Task – The complete listing goes into the output exactly, without its pictures.

Provided information –
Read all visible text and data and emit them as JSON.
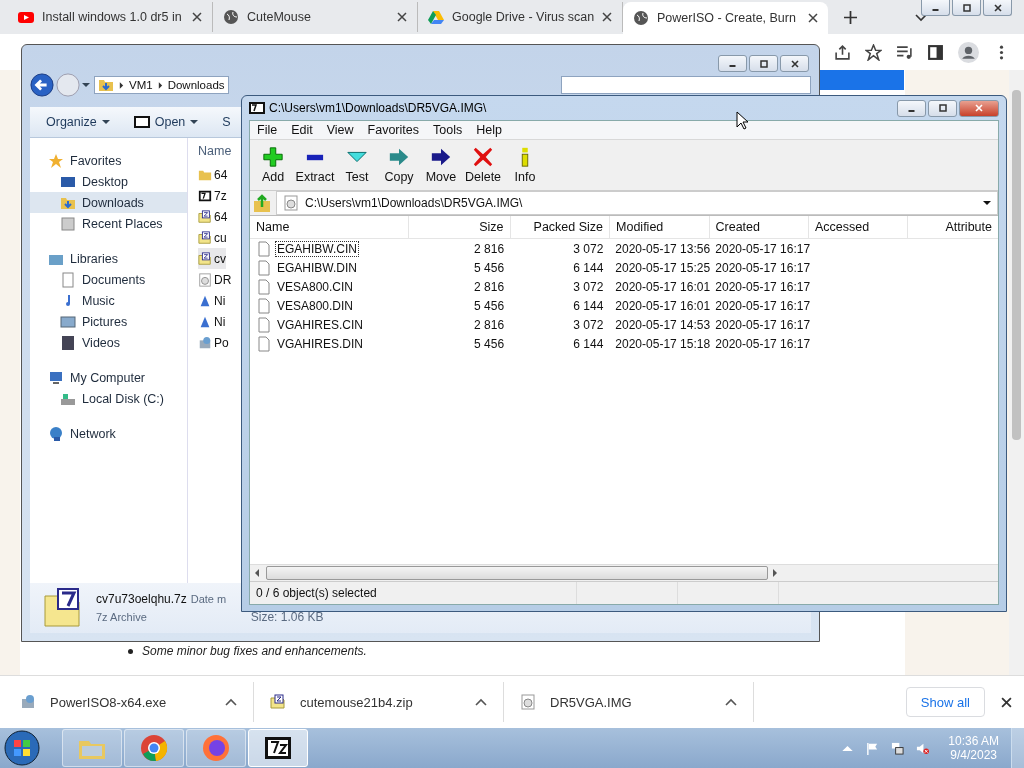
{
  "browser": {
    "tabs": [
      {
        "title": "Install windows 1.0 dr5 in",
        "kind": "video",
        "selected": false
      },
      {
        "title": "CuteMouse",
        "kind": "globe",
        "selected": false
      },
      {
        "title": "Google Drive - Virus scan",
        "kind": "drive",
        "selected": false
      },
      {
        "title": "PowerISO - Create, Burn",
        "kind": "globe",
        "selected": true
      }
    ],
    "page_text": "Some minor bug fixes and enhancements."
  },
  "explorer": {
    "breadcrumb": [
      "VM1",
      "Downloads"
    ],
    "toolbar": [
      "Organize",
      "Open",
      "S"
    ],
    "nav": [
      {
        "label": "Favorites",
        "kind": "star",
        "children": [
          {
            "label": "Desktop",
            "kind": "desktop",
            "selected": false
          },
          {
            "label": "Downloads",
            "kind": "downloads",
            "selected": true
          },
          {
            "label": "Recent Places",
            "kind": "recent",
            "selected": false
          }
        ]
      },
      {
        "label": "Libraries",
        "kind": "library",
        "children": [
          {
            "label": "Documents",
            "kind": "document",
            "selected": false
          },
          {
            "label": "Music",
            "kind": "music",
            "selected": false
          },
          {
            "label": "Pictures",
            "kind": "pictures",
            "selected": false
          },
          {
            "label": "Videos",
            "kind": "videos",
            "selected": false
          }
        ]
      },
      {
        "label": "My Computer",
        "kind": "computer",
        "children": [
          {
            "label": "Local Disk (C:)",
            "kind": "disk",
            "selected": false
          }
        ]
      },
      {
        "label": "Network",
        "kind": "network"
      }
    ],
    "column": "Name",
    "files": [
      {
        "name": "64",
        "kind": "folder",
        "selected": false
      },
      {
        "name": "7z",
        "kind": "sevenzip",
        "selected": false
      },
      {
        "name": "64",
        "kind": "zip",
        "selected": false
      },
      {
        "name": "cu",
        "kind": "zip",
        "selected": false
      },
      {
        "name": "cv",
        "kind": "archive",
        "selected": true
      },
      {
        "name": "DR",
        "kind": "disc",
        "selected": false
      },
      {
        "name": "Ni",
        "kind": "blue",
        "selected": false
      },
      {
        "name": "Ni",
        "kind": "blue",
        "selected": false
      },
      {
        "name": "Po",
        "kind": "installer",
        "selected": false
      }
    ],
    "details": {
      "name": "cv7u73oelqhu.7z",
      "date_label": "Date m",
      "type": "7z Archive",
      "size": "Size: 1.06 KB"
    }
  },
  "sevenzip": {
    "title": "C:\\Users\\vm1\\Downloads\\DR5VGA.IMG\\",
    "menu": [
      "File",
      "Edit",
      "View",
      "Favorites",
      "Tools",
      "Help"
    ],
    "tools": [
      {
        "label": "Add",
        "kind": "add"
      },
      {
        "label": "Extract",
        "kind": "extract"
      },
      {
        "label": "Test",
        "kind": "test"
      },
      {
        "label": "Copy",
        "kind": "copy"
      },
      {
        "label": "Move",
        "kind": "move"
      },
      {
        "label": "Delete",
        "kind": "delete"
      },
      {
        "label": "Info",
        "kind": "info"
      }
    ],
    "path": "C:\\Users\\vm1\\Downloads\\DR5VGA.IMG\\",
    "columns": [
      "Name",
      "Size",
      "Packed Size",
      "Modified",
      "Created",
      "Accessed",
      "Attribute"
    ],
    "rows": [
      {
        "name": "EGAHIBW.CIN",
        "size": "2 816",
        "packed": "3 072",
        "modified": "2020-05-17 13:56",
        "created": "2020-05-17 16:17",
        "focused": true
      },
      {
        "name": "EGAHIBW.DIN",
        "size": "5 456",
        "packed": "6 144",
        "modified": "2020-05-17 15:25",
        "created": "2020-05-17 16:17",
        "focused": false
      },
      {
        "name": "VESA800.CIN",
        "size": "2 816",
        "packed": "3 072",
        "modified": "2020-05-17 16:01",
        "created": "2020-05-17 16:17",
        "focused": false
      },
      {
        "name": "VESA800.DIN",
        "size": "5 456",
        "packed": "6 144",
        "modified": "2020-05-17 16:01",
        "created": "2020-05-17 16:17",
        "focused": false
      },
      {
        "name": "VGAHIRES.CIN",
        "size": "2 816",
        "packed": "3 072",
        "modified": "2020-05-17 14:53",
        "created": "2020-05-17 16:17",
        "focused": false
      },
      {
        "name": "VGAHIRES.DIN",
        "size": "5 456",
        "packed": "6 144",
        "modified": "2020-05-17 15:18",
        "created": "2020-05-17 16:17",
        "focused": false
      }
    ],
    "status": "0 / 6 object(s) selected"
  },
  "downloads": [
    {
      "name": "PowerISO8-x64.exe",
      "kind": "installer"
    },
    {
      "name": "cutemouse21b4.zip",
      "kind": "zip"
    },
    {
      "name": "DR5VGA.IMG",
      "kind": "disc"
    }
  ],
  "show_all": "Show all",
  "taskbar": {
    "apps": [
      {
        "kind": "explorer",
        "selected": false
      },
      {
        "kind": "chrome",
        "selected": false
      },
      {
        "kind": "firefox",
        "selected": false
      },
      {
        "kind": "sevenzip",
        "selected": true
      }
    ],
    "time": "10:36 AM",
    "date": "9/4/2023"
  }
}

Written solution –
Read all visible text and data and emit them as JSON.
{
  "browser": {
    "tabs": [
      {
        "title": "Install windows 1.0 dr5 in",
        "kind": "video",
        "selected": false
      },
      {
        "title": "CuteMouse",
        "kind": "globe",
        "selected": false
      },
      {
        "title": "Google Drive - Virus scan",
        "kind": "drive",
        "selected": false
      },
      {
        "title": "PowerISO - Create, Burn",
        "kind": "globe",
        "selected": true
      }
    ],
    "page_text": "Some minor bug fixes and enhancements."
  },
  "explorer": {
    "breadcrumb": [
      "VM1",
      "Downloads"
    ],
    "toolbar": [
      "Organize",
      "Open",
      "S"
    ],
    "nav": [
      {
        "label": "Favorites",
        "kind": "star",
        "children": [
          {
            "label": "Desktop",
            "kind": "desktop",
            "selected": false
          },
          {
            "label": "Downloads",
            "kind": "downloads",
            "selected": true
          },
          {
            "label": "Recent Places",
            "kind": "recent",
            "selected": false
          }
        ]
      },
      {
        "label": "Libraries",
        "kind": "library",
        "children": [
          {
            "label": "Documents",
            "kind": "document",
            "selected": false
          },
          {
            "label": "Music",
            "kind": "music",
            "selected": false
          },
          {
            "label": "Pictures",
            "kind": "pictures",
            "selected": false
          },
          {
            "label": "Videos",
            "kind": "videos",
            "selected": false
          }
        ]
      },
      {
        "label": "My Computer",
        "kind": "computer",
        "children": [
          {
            "label": "Local Disk (C:)",
            "kind": "disk",
            "selected": false
          }
        ]
      },
      {
        "label": "Network",
        "kind": "network"
      }
    ],
    "column": "Name",
    "files": [
      {
        "name": "64",
        "kind": "folder",
        "selected": false
      },
      {
        "name": "7z",
        "kind": "sevenzip",
        "selected": false
      },
      {
        "name": "64",
        "kind": "zip",
        "selected": false
      },
      {
        "name": "cu",
        "kind": "zip",
        "selected": false
      },
      {
        "name": "cv",
        "kind": "archive",
        "selected": true
      },
      {
        "name": "DR",
        "kind": "disc",
        "selected": false
      },
      {
        "name": "Ni",
        "kind": "blue",
        "selected": false
      },
      {
        "name": "Ni",
        "kind": "blue",
        "selected": false
      },
      {
        "name": "Po",
        "kind": "installer",
        "selected": false
      }
    ],
    "details": {
      "name": "cv7u73oelqhu.7z",
      "date_label": "Date m",
      "type": "7z Archive",
      "size": "Size: 1.06 KB"
    }
  },
  "sevenzip": {
    "title": "C:\\Users\\vm1\\Downloads\\DR5VGA.IMG\\",
    "menu": [
      "File",
      "Edit",
      "View",
      "Favorites",
      "Tools",
      "Help"
    ],
    "tools": [
      {
        "label": "Add",
        "kind": "add"
      },
      {
        "label": "Extract",
        "kind": "extract"
      },
      {
        "label": "Test",
        "kind": "test"
      },
      {
        "label": "Copy",
        "kind": "copy"
      },
      {
        "label": "Move",
        "kind": "move"
      },
      {
        "label": "Delete",
        "kind": "delete"
      },
      {
        "label": "Info",
        "kind": "info"
      }
    ],
    "path": "C:\\Users\\vm1\\Downloads\\DR5VGA.IMG\\",
    "columns": [
      "Name",
      "Size",
      "Packed Size",
      "Modified",
      "Created",
      "Accessed",
      "Attribute"
    ],
    "rows": [
      {
        "name": "EGAHIBW.CIN",
        "size": "2 816",
        "packed": "3 072",
        "modified": "2020-05-17 13:56",
        "created": "2020-05-17 16:17",
        "focused": true
      },
      {
        "name": "EGAHIBW.DIN",
        "size": "5 456",
        "packed": "6 144",
        "modified": "2020-05-17 15:25",
        "created": "2020-05-17 16:17",
        "focused": false
      },
      {
        "name": "VESA800.CIN",
        "size": "2 816",
        "packed": "3 072",
        "modified": "2020-05-17 16:01",
        "created": "2020-05-17 16:17",
        "focused": false
      },
      {
        "name": "VESA800.DIN",
        "size": "5 456",
        "packed": "6 144",
        "modified": "2020-05-17 16:01",
        "created": "2020-05-17 16:17",
        "focused": false
      },
      {
        "name": "VGAHIRES.CIN",
        "size": "2 816",
        "packed": "3 072",
        "modified": "2020-05-17 14:53",
        "created": "2020-05-17 16:17",
        "focused": false
      },
      {
        "name": "VGAHIRES.DIN",
        "size": "5 456",
        "packed": "6 144",
        "modified": "2020-05-17 15:18",
        "created": "2020-05-17 16:17",
        "focused": false
      }
    ],
    "status": "0 / 6 object(s) selected"
  },
  "downloads": [
    {
      "name": "PowerISO8-x64.exe",
      "kind": "installer"
    },
    {
      "name": "cutemouse21b4.zip",
      "kind": "zip"
    },
    {
      "name": "DR5VGA.IMG",
      "kind": "disc"
    }
  ],
  "show_all": "Show all",
  "taskbar": {
    "apps": [
      {
        "kind": "explorer",
        "selected": false
      },
      {
        "kind": "chrome",
        "selected": false
      },
      {
        "kind": "firefox",
        "selected": false
      },
      {
        "kind": "sevenzip",
        "selected": true
      }
    ],
    "time": "10:36 AM",
    "date": "9/4/2023"
  }
}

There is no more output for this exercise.